● TASK REQUIREMENTS: Write out each record again exactly as it stands.

- - -

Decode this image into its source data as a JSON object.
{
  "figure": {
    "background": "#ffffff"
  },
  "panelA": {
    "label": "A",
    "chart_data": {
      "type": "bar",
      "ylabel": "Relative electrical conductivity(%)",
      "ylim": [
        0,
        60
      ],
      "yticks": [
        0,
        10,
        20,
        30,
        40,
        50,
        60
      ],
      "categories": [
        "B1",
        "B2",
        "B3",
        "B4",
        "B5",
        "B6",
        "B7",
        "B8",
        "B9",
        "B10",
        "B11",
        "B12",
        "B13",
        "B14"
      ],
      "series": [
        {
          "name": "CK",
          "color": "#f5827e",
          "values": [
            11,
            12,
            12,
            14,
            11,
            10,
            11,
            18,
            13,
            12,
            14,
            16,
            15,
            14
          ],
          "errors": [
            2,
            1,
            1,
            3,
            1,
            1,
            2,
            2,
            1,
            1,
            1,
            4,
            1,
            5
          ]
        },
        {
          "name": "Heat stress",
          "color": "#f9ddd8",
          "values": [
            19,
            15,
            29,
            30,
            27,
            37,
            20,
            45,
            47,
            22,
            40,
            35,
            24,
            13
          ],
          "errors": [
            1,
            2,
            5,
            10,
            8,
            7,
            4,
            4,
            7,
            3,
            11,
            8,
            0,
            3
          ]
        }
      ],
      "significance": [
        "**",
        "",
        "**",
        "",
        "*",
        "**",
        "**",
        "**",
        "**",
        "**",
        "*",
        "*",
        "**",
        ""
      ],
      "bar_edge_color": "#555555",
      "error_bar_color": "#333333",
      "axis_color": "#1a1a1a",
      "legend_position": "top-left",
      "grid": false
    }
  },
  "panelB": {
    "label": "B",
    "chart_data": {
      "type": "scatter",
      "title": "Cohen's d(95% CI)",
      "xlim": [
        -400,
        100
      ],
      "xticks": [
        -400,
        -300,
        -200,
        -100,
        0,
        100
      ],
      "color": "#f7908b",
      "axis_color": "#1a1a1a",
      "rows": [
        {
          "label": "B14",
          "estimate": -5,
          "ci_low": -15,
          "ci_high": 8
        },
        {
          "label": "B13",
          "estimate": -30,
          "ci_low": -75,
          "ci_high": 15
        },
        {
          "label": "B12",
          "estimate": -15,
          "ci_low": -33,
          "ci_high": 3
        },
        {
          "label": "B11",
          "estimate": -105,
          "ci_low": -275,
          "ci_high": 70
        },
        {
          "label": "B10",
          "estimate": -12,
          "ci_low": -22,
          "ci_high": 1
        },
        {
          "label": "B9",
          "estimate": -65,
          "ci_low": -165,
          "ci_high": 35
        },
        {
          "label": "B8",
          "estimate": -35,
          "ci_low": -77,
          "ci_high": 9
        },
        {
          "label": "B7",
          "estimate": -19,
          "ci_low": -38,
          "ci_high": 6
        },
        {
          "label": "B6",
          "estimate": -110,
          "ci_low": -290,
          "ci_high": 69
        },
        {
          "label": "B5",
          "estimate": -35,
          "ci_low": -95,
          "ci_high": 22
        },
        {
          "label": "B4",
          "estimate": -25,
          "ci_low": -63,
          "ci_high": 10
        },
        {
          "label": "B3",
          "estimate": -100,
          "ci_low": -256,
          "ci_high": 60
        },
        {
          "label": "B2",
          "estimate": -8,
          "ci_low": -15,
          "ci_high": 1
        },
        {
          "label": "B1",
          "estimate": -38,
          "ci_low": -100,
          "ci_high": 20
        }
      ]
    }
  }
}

- - -

● SOLVED EXERCISE:
Decode this image into its source data as a JSON object.
{
  "figure": {
    "background": "#ffffff"
  },
  "panelA": {
    "label": "A",
    "chart_data": {
      "type": "bar",
      "ylabel": "Relative electrical conductivity(%)",
      "ylim": [
        0,
        60
      ],
      "yticks": [
        0,
        10,
        20,
        30,
        40,
        50,
        60
      ],
      "categories": [
        "B1",
        "B2",
        "B3",
        "B4",
        "B5",
        "B6",
        "B7",
        "B8",
        "B9",
        "B10",
        "B11",
        "B12",
        "B13",
        "B14"
      ],
      "series": [
        {
          "name": "CK",
          "color": "#f5827e",
          "values": [
            11,
            12,
            12,
            14,
            11,
            10,
            11,
            18,
            13,
            12,
            14,
            16,
            15,
            14
          ],
          "errors": [
            2,
            1,
            1,
            3,
            1,
            1,
            2,
            2,
            1,
            1,
            1,
            4,
            1,
            5
          ]
        },
        {
          "name": "Heat stress",
          "color": "#f9ddd8",
          "values": [
            19,
            15,
            29,
            30,
            27,
            37,
            20,
            45,
            47,
            22,
            40,
            35,
            24,
            13
          ],
          "errors": [
            1,
            2,
            5,
            10,
            8,
            7,
            4,
            4,
            7,
            3,
            11,
            8,
            0,
            3
          ]
        }
      ],
      "significance": [
        "**",
        "",
        "**",
        "",
        "*",
        "**",
        "**",
        "**",
        "**",
        "**",
        "*",
        "*",
        "**",
        ""
      ],
      "bar_edge_color": "#555555",
      "error_bar_color": "#333333",
      "axis_color": "#1a1a1a",
      "legend_position": "top-left",
      "grid": false
    }
  },
  "panelB": {
    "label": "B",
    "chart_data": {
      "type": "scatter",
      "title": "Cohen's d(95% CI)",
      "xlim": [
        -400,
        100
      ],
      "xticks": [
        -400,
        -300,
        -200,
        -100,
        0,
        100
      ],
      "color": "#f7908b",
      "axis_color": "#1a1a1a",
      "rows": [
        {
          "label": "B14",
          "estimate": -5,
          "ci_low": -15,
          "ci_high": 8
        },
        {
          "label": "B13",
          "estimate": -30,
          "ci_low": -75,
          "ci_high": 15
        },
        {
          "label": "B12",
          "estimate": -15,
          "ci_low": -33,
          "ci_high": 3
        },
        {
          "label": "B11",
          "estimate": -105,
          "ci_low": -275,
          "ci_high": 70
        },
        {
          "label": "B10",
          "estimate": -12,
          "ci_low": -22,
          "ci_high": 1
        },
        {
          "label": "B9",
          "estimate": -65,
          "ci_low": -165,
          "ci_high": 35
        },
        {
          "label": "B8",
          "estimate": -35,
          "ci_low": -77,
          "ci_high": 9
        },
        {
          "label": "B7",
          "estimate": -19,
          "ci_low": -38,
          "ci_high": 6
        },
        {
          "label": "B6",
          "estimate": -110,
          "ci_low": -290,
          "ci_high": 69
        },
        {
          "label": "B5",
          "estimate": -35,
          "ci_low": -95,
          "ci_high": 22
        },
        {
          "label": "B4",
          "estimate": -25,
          "ci_low": -63,
          "ci_high": 10
        },
        {
          "label": "B3",
          "estimate": -100,
          "ci_low": -256,
          "ci_high": 60
        },
        {
          "label": "B2",
          "estimate": -8,
          "ci_low": -15,
          "ci_high": 1
        },
        {
          "label": "B1",
          "estimate": -38,
          "ci_low": -100,
          "ci_high": 20
        }
      ]
    }
  }
}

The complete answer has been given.